Problem description
Give every line again exactly as it appears, please, but not the pictures.

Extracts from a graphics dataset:

↓

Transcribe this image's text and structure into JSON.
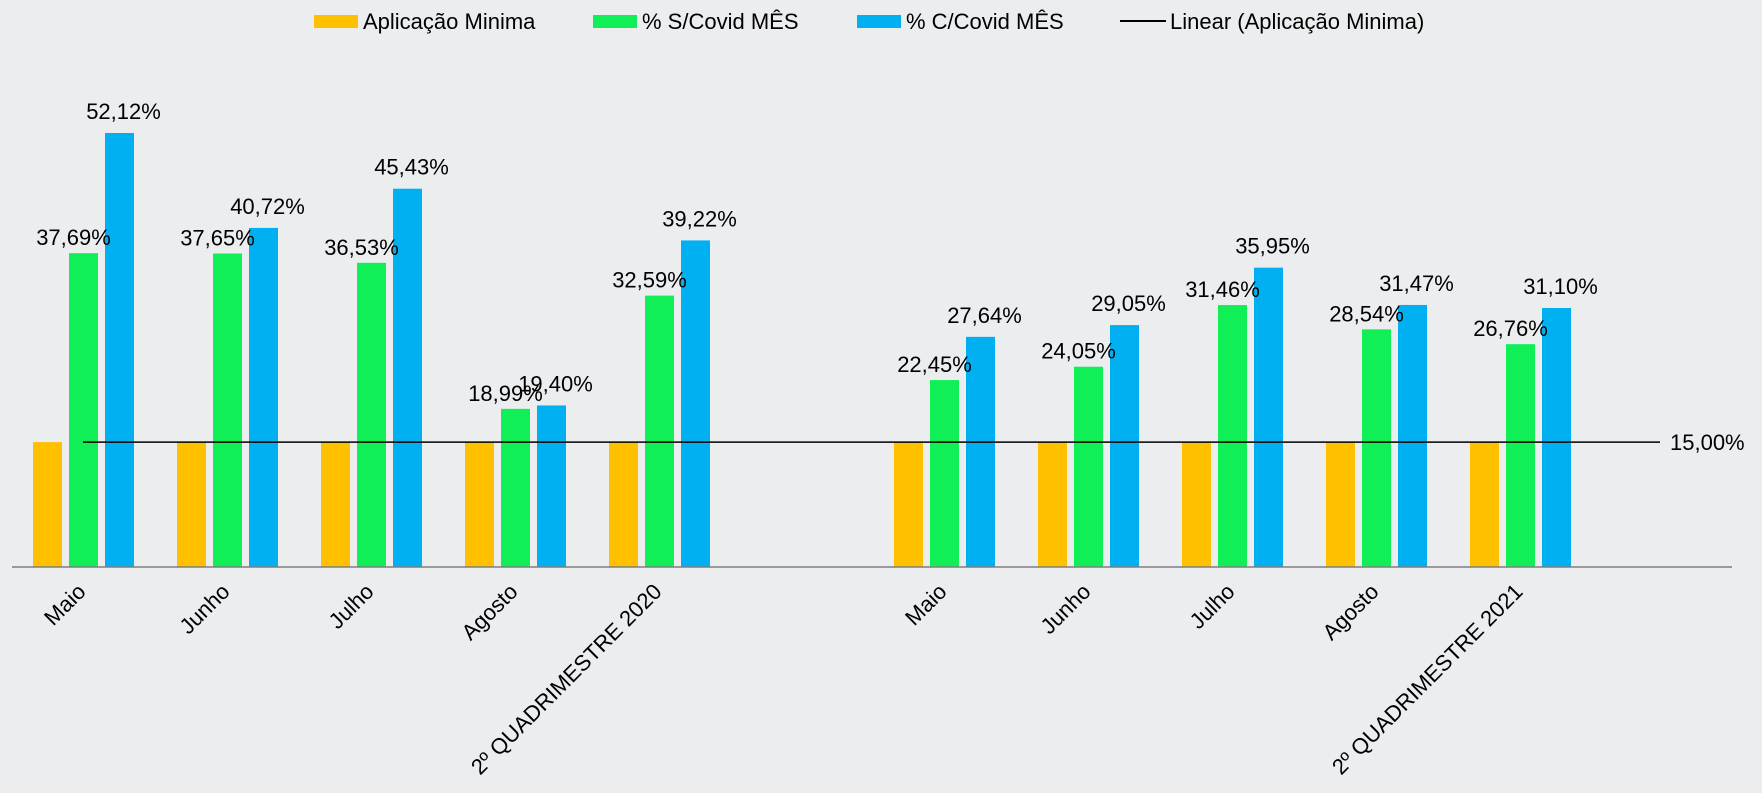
{
  "chart_data": {
    "type": "bar",
    "title": "",
    "xlabel": "",
    "ylabel": "",
    "ylim": [
      0,
      0.6
    ],
    "grid": false,
    "legend_position": "top",
    "groups": [
      {
        "categories": [
          "Maio",
          "Junho",
          "Julho",
          "Agosto",
          "2º QUADRIMESTRE 2020"
        ]
      },
      {
        "categories": [
          "Maio",
          "Junho",
          "Julho",
          "Agosto",
          "2º QUADRIMESTRE 2021"
        ]
      }
    ],
    "series": [
      {
        "name": "Aplicação Minima",
        "color": "#ffc000",
        "values": [
          0.15,
          0.15,
          0.15,
          0.15,
          0.15,
          0.15,
          0.15,
          0.15,
          0.15,
          0.15
        ],
        "labels": []
      },
      {
        "name": "% S/Covid MÊS",
        "color": "#10f056",
        "values": [
          0.3769,
          0.3765,
          0.3653,
          0.1899,
          0.3259,
          0.2245,
          0.2405,
          0.3146,
          0.2854,
          0.2676
        ],
        "labels": [
          "37,69%",
          "37,65%",
          "36,53%",
          "18,99%",
          "32,59%",
          "22,45%",
          "24,05%",
          "31,46%",
          "28,54%",
          "26,76%"
        ]
      },
      {
        "name": "% C/Covid MÊS",
        "color": "#00b0f0",
        "values": [
          0.5212,
          0.4072,
          0.4543,
          0.194,
          0.3922,
          0.2764,
          0.2905,
          0.3595,
          0.3147,
          0.311
        ],
        "labels": [
          "52,12%",
          "40,72%",
          "45,43%",
          "19,40%",
          "39,22%",
          "27,64%",
          "29,05%",
          "35,95%",
          "31,47%",
          "31,10%"
        ]
      }
    ],
    "trendline": {
      "name": "Linear (Aplicação Minima)",
      "color": "#000000",
      "value": 0.15,
      "label": "15,00%"
    }
  }
}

↑

Solution for this task
Transcribe this image's text and structure into JSON.
{
  "chart_data": {
    "type": "bar",
    "title": "",
    "xlabel": "",
    "ylabel": "",
    "ylim": [
      0,
      0.6
    ],
    "grid": false,
    "legend_position": "top",
    "groups": [
      {
        "categories": [
          "Maio",
          "Junho",
          "Julho",
          "Agosto",
          "2º QUADRIMESTRE 2020"
        ]
      },
      {
        "categories": [
          "Maio",
          "Junho",
          "Julho",
          "Agosto",
          "2º QUADRIMESTRE 2021"
        ]
      }
    ],
    "series": [
      {
        "name": "Aplicação Minima",
        "color": "#ffc000",
        "values": [
          0.15,
          0.15,
          0.15,
          0.15,
          0.15,
          0.15,
          0.15,
          0.15,
          0.15,
          0.15
        ],
        "labels": []
      },
      {
        "name": "% S/Covid MÊS",
        "color": "#10f056",
        "values": [
          0.3769,
          0.3765,
          0.3653,
          0.1899,
          0.3259,
          0.2245,
          0.2405,
          0.3146,
          0.2854,
          0.2676
        ],
        "labels": [
          "37,69%",
          "37,65%",
          "36,53%",
          "18,99%",
          "32,59%",
          "22,45%",
          "24,05%",
          "31,46%",
          "28,54%",
          "26,76%"
        ]
      },
      {
        "name": "% C/Covid MÊS",
        "color": "#00b0f0",
        "values": [
          0.5212,
          0.4072,
          0.4543,
          0.194,
          0.3922,
          0.2764,
          0.2905,
          0.3595,
          0.3147,
          0.311
        ],
        "labels": [
          "52,12%",
          "40,72%",
          "45,43%",
          "19,40%",
          "39,22%",
          "27,64%",
          "29,05%",
          "35,95%",
          "31,47%",
          "31,10%"
        ]
      }
    ],
    "trendline": {
      "name": "Linear (Aplicação Minima)",
      "color": "#000000",
      "value": 0.15,
      "label": "15,00%"
    }
  }
}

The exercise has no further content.